◆ **What you have to do**: Each line of the material below that holds the word "FromArgb" needs to be copied.

>> Start Source records

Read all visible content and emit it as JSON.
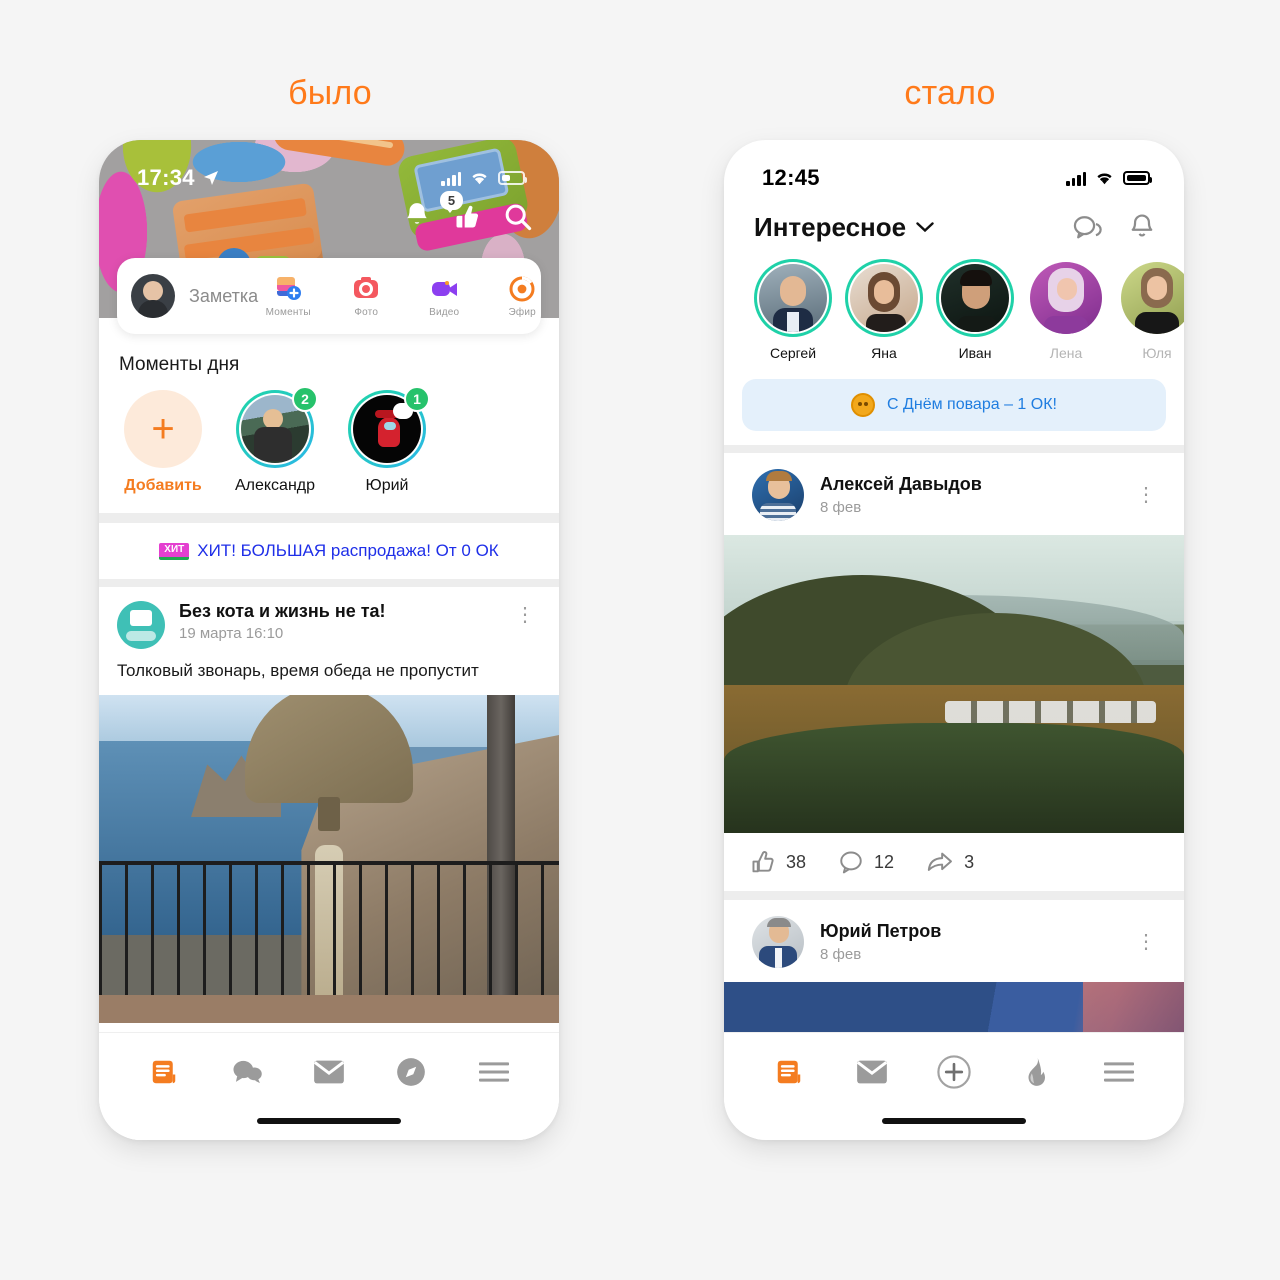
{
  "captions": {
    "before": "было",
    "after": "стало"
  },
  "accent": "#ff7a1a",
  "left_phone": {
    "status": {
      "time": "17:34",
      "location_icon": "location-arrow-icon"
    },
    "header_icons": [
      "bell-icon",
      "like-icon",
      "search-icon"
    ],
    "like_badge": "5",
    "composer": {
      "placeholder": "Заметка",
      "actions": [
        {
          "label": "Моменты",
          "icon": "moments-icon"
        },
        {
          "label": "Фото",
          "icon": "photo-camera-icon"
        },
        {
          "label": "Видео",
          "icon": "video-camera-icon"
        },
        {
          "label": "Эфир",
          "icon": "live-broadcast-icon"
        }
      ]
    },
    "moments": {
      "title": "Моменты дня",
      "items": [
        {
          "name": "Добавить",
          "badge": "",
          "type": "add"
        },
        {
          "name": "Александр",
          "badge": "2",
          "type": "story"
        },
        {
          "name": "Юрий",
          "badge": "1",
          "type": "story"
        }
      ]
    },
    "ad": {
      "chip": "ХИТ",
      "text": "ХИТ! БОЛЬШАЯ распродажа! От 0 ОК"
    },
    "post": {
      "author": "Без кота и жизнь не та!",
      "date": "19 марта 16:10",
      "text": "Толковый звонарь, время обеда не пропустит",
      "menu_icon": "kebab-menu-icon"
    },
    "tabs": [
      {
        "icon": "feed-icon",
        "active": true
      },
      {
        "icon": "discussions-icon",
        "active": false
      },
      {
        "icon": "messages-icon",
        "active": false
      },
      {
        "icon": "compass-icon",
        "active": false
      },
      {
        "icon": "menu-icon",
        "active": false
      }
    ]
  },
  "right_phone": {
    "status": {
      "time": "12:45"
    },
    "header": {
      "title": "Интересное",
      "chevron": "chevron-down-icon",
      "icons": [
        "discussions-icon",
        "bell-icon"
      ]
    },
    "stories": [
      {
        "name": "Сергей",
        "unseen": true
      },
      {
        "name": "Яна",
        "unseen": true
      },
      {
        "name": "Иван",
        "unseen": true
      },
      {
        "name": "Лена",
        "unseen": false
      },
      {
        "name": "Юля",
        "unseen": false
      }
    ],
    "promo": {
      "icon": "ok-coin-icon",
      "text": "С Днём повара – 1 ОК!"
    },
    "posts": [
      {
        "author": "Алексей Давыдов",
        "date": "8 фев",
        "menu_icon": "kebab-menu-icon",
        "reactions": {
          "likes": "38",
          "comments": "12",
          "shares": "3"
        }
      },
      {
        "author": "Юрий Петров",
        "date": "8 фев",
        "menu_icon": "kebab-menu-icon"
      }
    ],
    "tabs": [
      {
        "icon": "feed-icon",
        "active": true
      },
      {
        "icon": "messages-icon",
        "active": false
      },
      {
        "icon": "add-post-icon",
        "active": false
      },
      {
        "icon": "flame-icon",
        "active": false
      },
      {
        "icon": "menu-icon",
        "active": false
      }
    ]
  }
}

>> End Source records
>> Start Source records

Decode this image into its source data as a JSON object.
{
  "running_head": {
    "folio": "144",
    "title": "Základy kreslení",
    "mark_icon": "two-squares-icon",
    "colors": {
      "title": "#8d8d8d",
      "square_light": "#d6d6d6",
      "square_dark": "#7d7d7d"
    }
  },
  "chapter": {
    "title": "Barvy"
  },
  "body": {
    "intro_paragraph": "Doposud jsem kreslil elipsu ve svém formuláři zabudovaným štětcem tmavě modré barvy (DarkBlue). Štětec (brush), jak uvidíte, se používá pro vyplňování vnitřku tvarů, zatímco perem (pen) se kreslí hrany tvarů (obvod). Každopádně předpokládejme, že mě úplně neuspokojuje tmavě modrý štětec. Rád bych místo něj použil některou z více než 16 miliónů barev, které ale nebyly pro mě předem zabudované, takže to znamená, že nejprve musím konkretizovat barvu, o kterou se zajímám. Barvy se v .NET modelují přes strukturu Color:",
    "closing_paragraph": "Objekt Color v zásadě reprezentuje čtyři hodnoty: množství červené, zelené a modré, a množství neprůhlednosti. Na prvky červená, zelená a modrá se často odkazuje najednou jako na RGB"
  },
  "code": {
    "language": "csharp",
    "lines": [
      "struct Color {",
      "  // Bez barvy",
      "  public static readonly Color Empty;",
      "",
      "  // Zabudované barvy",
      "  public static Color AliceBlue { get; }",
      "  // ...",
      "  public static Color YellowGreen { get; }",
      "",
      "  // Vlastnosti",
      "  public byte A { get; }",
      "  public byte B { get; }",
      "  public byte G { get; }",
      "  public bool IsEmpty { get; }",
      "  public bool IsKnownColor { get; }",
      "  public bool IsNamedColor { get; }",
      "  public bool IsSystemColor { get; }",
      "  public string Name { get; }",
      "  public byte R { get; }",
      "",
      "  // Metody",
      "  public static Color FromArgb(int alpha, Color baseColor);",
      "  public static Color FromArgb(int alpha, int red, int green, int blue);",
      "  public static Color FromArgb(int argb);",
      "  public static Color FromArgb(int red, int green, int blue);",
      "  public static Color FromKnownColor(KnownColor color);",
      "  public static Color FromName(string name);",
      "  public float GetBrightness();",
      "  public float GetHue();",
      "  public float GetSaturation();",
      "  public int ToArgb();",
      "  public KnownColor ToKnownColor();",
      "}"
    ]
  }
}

>> End Source records

◆ **Exercise answer**:
      "  public static Color FromArgb(int alpha, Color baseColor);",
      "  public static Color FromArgb(int alpha, int red, int green, int blue);",
      "  public static Color FromArgb(int argb);",
      "  public static Color FromArgb(int red, int green, int blue);",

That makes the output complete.